DIRECTION:
All records below must be retyped exactly.
§
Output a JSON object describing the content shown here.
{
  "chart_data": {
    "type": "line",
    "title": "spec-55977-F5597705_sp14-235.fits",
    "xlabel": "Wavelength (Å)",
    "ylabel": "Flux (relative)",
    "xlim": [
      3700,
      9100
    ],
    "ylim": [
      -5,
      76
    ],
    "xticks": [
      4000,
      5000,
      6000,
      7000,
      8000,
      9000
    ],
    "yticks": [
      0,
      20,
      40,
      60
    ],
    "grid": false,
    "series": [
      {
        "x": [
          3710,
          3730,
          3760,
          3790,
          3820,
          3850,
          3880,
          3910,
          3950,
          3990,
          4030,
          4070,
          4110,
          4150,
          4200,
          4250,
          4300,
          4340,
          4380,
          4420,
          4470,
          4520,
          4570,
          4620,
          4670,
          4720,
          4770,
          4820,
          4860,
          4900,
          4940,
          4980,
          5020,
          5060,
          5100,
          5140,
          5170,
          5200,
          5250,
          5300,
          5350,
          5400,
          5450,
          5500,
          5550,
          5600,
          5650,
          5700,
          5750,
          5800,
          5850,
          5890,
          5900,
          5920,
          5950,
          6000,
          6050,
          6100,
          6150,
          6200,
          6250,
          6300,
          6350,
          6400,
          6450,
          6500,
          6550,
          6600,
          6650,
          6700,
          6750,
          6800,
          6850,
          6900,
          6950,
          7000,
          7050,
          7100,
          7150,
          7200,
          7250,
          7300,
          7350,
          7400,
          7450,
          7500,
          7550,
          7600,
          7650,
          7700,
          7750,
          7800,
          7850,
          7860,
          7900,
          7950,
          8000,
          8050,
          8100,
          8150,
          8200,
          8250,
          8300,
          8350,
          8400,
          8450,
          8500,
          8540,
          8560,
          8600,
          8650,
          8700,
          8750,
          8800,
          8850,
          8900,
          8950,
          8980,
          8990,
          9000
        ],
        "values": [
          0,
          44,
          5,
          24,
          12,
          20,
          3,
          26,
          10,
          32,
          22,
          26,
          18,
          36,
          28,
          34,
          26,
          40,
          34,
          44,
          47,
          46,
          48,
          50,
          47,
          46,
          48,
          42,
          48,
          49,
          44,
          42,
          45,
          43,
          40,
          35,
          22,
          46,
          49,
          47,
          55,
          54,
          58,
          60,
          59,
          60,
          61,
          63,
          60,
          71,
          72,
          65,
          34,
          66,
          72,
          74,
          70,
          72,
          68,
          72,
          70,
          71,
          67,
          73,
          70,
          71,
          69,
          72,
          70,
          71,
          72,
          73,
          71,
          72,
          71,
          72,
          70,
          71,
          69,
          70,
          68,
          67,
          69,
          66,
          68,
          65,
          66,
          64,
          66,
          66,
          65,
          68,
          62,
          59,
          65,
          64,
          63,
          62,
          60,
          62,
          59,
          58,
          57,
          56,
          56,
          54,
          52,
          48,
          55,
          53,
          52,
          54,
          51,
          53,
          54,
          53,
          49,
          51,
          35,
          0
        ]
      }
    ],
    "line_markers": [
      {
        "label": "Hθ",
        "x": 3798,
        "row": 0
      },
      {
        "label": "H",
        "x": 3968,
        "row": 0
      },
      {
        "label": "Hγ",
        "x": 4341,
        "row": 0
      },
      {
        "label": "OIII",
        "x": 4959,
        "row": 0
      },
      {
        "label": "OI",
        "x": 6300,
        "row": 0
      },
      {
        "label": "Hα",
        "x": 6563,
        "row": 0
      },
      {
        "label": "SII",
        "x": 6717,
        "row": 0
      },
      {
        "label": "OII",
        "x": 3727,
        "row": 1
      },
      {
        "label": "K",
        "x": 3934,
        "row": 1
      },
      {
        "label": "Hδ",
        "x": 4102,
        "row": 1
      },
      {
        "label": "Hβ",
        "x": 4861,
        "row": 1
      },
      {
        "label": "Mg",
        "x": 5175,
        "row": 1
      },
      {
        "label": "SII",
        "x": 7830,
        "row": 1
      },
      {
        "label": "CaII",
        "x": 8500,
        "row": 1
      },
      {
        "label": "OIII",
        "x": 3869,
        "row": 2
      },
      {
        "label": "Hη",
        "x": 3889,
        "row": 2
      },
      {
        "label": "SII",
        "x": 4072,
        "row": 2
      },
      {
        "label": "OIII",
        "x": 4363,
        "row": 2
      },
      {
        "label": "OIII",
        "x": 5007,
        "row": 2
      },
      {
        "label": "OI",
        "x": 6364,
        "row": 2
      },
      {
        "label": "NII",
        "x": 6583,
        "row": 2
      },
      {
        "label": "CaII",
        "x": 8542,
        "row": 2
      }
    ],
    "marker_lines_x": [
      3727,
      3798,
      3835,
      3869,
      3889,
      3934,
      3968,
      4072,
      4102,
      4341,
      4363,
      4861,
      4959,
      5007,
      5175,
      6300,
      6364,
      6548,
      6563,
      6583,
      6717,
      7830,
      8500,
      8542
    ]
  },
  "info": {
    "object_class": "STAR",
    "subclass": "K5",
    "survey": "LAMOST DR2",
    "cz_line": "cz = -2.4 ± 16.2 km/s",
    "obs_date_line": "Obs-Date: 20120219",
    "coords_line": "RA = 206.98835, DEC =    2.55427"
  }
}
§
EXERCISE RESPONSE:
Output a JSON object describing the content shown here.
{
  "chart_data": {
    "type": "line",
    "title": "spec-55977-F5597705_sp14-235.fits",
    "xlabel": "Wavelength (Å)",
    "ylabel": "Flux (relative)",
    "xlim": [
      3700,
      9100
    ],
    "ylim": [
      -5,
      76
    ],
    "xticks": [
      4000,
      5000,
      6000,
      7000,
      8000,
      9000
    ],
    "yticks": [
      0,
      20,
      40,
      60
    ],
    "grid": false,
    "series": [
      {
        "x": [
          3710,
          3730,
          3760,
          3790,
          3820,
          3850,
          3880,
          3910,
          3950,
          3990,
          4030,
          4070,
          4110,
          4150,
          4200,
          4250,
          4300,
          4340,
          4380,
          4420,
          4470,
          4520,
          4570,
          4620,
          4670,
          4720,
          4770,
          4820,
          4860,
          4900,
          4940,
          4980,
          5020,
          5060,
          5100,
          5140,
          5170,
          5200,
          5250,
          5300,
          5350,
          5400,
          5450,
          5500,
          5550,
          5600,
          5650,
          5700,
          5750,
          5800,
          5850,
          5890,
          5900,
          5920,
          5950,
          6000,
          6050,
          6100,
          6150,
          6200,
          6250,
          6300,
          6350,
          6400,
          6450,
          6500,
          6550,
          6600,
          6650,
          6700,
          6750,
          6800,
          6850,
          6900,
          6950,
          7000,
          7050,
          7100,
          7150,
          7200,
          7250,
          7300,
          7350,
          7400,
          7450,
          7500,
          7550,
          7600,
          7650,
          7700,
          7750,
          7800,
          7850,
          7860,
          7900,
          7950,
          8000,
          8050,
          8100,
          8150,
          8200,
          8250,
          8300,
          8350,
          8400,
          8450,
          8500,
          8540,
          8560,
          8600,
          8650,
          8700,
          8750,
          8800,
          8850,
          8900,
          8950,
          8980,
          8990,
          9000
        ],
        "values": [
          0,
          44,
          5,
          24,
          12,
          20,
          3,
          26,
          10,
          32,
          22,
          26,
          18,
          36,
          28,
          34,
          26,
          40,
          34,
          44,
          47,
          46,
          48,
          50,
          47,
          46,
          48,
          42,
          48,
          49,
          44,
          42,
          45,
          43,
          40,
          35,
          22,
          46,
          49,
          47,
          55,
          54,
          58,
          60,
          59,
          60,
          61,
          63,
          60,
          71,
          72,
          65,
          34,
          66,
          72,
          74,
          70,
          72,
          68,
          72,
          70,
          71,
          67,
          73,
          70,
          71,
          69,
          72,
          70,
          71,
          72,
          73,
          71,
          72,
          71,
          72,
          70,
          71,
          69,
          70,
          68,
          67,
          69,
          66,
          68,
          65,
          66,
          64,
          66,
          66,
          65,
          68,
          62,
          59,
          65,
          64,
          63,
          62,
          60,
          62,
          59,
          58,
          57,
          56,
          56,
          54,
          52,
          48,
          55,
          53,
          52,
          54,
          51,
          53,
          54,
          53,
          49,
          51,
          35,
          0
        ]
      }
    ],
    "line_markers": [
      {
        "label": "Hθ",
        "x": 3798,
        "row": 0
      },
      {
        "label": "H",
        "x": 3968,
        "row": 0
      },
      {
        "label": "Hγ",
        "x": 4341,
        "row": 0
      },
      {
        "label": "OIII",
        "x": 4959,
        "row": 0
      },
      {
        "label": "OI",
        "x": 6300,
        "row": 0
      },
      {
        "label": "Hα",
        "x": 6563,
        "row": 0
      },
      {
        "label": "SII",
        "x": 6717,
        "row": 0
      },
      {
        "label": "OII",
        "x": 3727,
        "row": 1
      },
      {
        "label": "K",
        "x": 3934,
        "row": 1
      },
      {
        "label": "Hδ",
        "x": 4102,
        "row": 1
      },
      {
        "label": "Hβ",
        "x": 4861,
        "row": 1
      },
      {
        "label": "Mg",
        "x": 5175,
        "row": 1
      },
      {
        "label": "SII",
        "x": 7830,
        "row": 1
      },
      {
        "label": "CaII",
        "x": 8500,
        "row": 1
      },
      {
        "label": "OIII",
        "x": 3869,
        "row": 2
      },
      {
        "label": "Hη",
        "x": 3889,
        "row": 2
      },
      {
        "label": "SII",
        "x": 4072,
        "row": 2
      },
      {
        "label": "OIII",
        "x": 4363,
        "row": 2
      },
      {
        "label": "OIII",
        "x": 5007,
        "row": 2
      },
      {
        "label": "OI",
        "x": 6364,
        "row": 2
      },
      {
        "label": "NII",
        "x": 6583,
        "row": 2
      },
      {
        "label": "CaII",
        "x": 8542,
        "row": 2
      }
    ],
    "marker_lines_x": [
      3727,
      3798,
      3835,
      3869,
      3889,
      3934,
      3968,
      4072,
      4102,
      4341,
      4363,
      4861,
      4959,
      5007,
      5175,
      6300,
      6364,
      6548,
      6563,
      6583,
      6717,
      7830,
      8500,
      8542
    ]
  },
  "info": {
    "object_class": "STAR",
    "subclass": "K5",
    "survey": "LAMOST DR2",
    "cz_line": "cz = -2.4 ± 16.2 km/s",
    "obs_date_line": "Obs-Date: 20120219",
    "coords_line": "RA = 206.98835, DEC =    2.55427"
  }
}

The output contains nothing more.